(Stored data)
--- Begin ---

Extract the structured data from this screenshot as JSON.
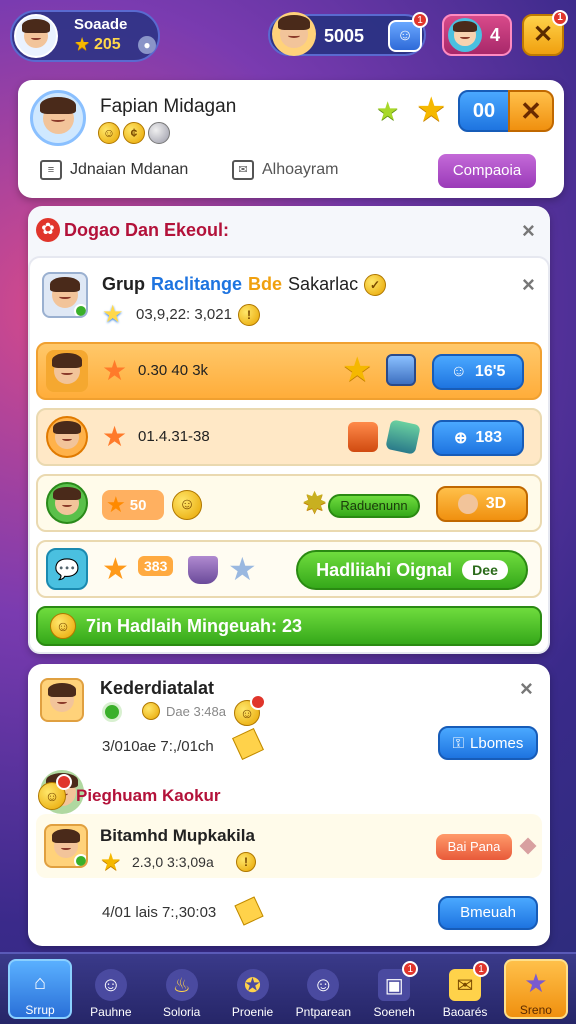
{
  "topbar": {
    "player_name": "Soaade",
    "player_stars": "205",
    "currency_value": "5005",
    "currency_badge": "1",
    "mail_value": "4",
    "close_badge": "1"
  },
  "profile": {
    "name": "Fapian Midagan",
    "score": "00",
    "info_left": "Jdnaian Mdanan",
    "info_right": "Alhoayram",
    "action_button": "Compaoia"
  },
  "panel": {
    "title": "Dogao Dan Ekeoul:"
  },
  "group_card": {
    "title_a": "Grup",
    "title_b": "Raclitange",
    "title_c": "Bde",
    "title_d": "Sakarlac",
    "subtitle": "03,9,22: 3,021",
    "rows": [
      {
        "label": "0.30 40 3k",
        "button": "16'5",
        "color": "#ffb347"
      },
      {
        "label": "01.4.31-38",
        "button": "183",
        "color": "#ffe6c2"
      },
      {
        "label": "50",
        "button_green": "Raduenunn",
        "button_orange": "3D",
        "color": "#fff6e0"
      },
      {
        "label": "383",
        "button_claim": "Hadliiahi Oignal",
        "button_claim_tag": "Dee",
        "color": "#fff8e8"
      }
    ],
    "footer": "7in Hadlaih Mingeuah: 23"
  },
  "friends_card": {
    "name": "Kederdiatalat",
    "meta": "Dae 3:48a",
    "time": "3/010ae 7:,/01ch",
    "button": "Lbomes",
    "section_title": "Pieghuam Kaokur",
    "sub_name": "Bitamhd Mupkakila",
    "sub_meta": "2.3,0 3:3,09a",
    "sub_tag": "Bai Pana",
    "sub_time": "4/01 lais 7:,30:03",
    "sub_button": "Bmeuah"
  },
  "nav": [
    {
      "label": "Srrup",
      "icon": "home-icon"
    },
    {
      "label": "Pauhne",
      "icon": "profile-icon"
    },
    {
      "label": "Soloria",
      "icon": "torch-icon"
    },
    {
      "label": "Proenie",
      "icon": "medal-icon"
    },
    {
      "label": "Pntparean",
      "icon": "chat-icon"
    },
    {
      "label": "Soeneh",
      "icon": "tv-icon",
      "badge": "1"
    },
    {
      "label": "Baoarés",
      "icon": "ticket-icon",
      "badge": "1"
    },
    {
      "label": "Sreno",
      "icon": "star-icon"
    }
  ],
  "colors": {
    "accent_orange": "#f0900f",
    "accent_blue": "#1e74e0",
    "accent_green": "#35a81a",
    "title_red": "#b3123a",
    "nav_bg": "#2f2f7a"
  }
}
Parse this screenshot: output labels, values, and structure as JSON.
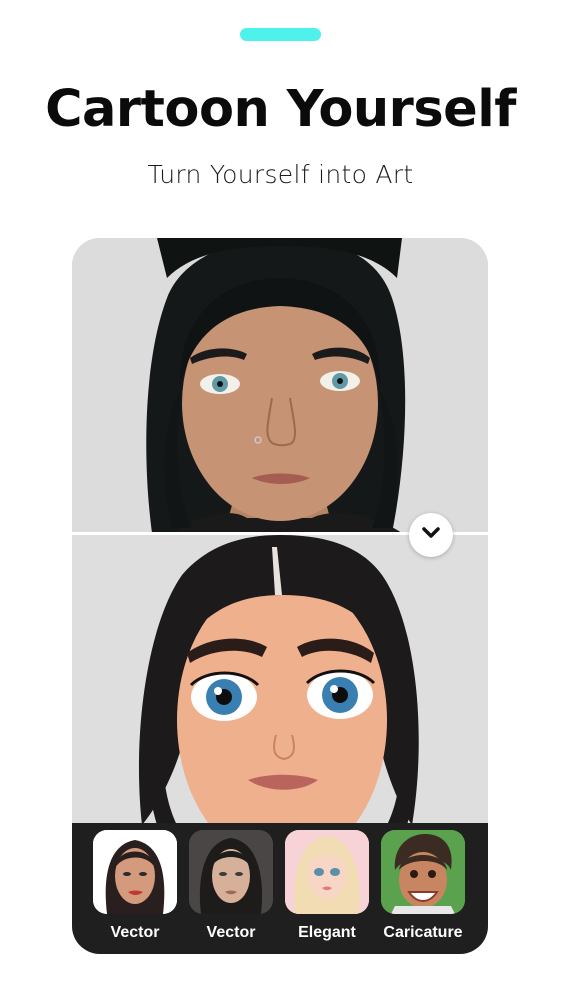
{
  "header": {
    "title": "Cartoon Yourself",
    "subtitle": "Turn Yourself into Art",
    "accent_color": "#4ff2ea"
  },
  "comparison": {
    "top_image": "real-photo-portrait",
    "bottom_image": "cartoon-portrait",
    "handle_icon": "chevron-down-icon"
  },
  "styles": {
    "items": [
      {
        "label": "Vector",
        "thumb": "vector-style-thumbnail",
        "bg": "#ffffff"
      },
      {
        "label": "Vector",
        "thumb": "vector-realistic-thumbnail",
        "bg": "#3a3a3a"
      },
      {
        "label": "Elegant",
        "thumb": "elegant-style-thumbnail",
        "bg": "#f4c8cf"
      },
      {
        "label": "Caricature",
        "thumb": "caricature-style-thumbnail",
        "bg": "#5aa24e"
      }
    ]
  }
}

--- End ---

| GIVEN INSTRUCTION |
Write out every line of the data that holds the word "this".

| CORRECT RESPONSE |
Extract the structured data from this screenshot as JSON.
Parse this screenshot: output labels, values, and structure as JSON.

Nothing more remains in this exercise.